Task: Return each line holding the string "keyboard".

Extracted data entries

* BEGIN *

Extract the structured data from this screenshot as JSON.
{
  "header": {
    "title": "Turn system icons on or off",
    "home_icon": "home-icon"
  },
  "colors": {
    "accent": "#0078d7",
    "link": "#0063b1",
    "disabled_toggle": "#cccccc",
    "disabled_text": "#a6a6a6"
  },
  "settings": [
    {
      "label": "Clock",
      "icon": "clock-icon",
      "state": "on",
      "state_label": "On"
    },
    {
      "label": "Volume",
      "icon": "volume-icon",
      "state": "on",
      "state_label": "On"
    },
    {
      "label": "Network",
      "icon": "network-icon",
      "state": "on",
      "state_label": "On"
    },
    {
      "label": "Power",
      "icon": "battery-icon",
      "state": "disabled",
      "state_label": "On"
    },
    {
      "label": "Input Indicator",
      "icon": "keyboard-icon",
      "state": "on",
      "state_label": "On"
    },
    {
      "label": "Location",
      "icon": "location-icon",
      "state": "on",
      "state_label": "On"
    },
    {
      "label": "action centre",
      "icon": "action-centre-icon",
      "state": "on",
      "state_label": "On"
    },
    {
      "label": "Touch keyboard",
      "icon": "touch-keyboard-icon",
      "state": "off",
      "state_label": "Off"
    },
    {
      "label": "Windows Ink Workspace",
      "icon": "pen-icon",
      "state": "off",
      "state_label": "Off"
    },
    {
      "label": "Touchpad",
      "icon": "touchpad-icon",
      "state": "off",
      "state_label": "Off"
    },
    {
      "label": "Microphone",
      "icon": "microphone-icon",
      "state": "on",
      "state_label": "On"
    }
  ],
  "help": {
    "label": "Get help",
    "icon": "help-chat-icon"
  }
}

* END *

Answer for the task:
      "icon": "keyboard-icon",
      "label": "Touch keyboard",
      "icon": "touch-keyboard-icon",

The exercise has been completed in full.